__What to work on__:
Go through the entries below and print each one exactly, leaving out pictures.

::::::

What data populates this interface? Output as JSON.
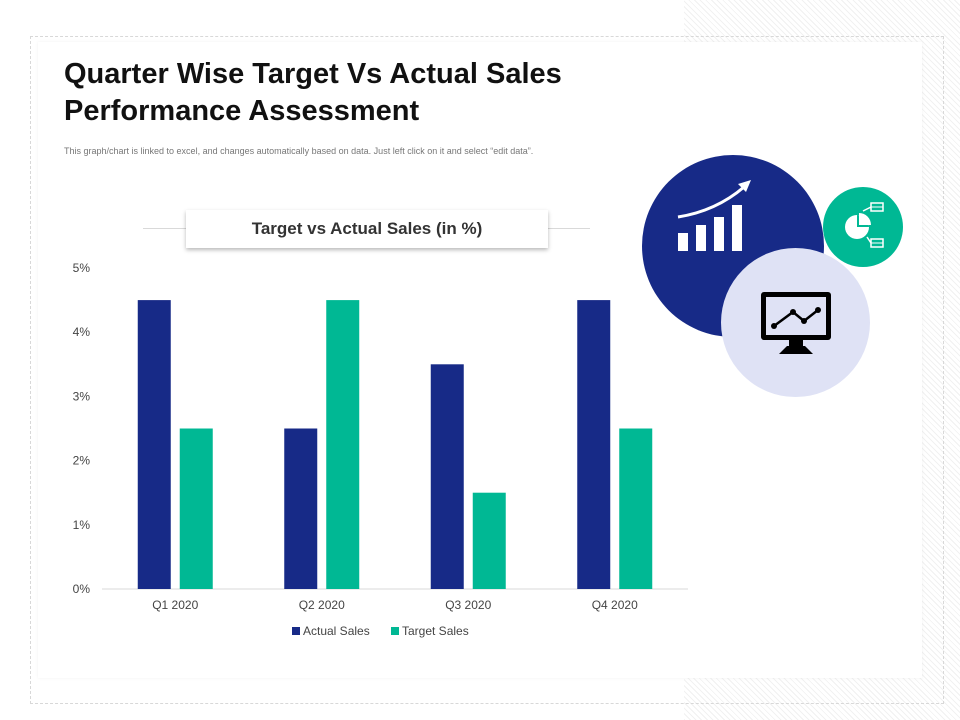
{
  "page": {
    "title": "Quarter Wise Target Vs Actual Sales Performance Assessment",
    "subtitle": "This graph/chart is linked to excel, and changes automatically based on data. Just left click on it and select “edit data”."
  },
  "colors": {
    "actual": "#172a87",
    "target": "#00b894",
    "light_circle": "#dfe2f5",
    "axis_text": "#444444"
  },
  "icons": [
    "growth-chart-icon",
    "pie-chart-icon",
    "monitor-line-chart-icon"
  ],
  "chart_data": {
    "type": "bar",
    "title": "Target vs Actual Sales (in %)",
    "categories": [
      "Q1 2020",
      "Q2 2020",
      "Q3 2020",
      "Q4 2020"
    ],
    "series": [
      {
        "name": "Actual Sales",
        "values": [
          4.5,
          2.5,
          3.5,
          4.5
        ]
      },
      {
        "name": "Target Sales",
        "values": [
          2.5,
          4.5,
          1.5,
          2.5
        ]
      }
    ],
    "ylim": [
      0,
      5
    ],
    "yticks": [
      0,
      1,
      2,
      3,
      4,
      5
    ],
    "ytick_labels": [
      "0%",
      "1%",
      "2%",
      "3%",
      "4%",
      "5%"
    ],
    "legend_position": "bottom",
    "grid": false
  }
}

::::::

__Response below__:
What data populates this interface? Output as JSON.
{
  "page": {
    "title": "Quarter Wise Target Vs Actual Sales Performance Assessment",
    "subtitle": "This graph/chart is linked to excel, and changes automatically based on data. Just left click on it and select “edit data”."
  },
  "colors": {
    "actual": "#172a87",
    "target": "#00b894",
    "light_circle": "#dfe2f5",
    "axis_text": "#444444"
  },
  "icons": [
    "growth-chart-icon",
    "pie-chart-icon",
    "monitor-line-chart-icon"
  ],
  "chart_data": {
    "type": "bar",
    "title": "Target vs Actual Sales (in %)",
    "categories": [
      "Q1 2020",
      "Q2 2020",
      "Q3 2020",
      "Q4 2020"
    ],
    "series": [
      {
        "name": "Actual Sales",
        "values": [
          4.5,
          2.5,
          3.5,
          4.5
        ]
      },
      {
        "name": "Target Sales",
        "values": [
          2.5,
          4.5,
          1.5,
          2.5
        ]
      }
    ],
    "ylim": [
      0,
      5
    ],
    "yticks": [
      0,
      1,
      2,
      3,
      4,
      5
    ],
    "ytick_labels": [
      "0%",
      "1%",
      "2%",
      "3%",
      "4%",
      "5%"
    ],
    "legend_position": "bottom",
    "grid": false
  }
}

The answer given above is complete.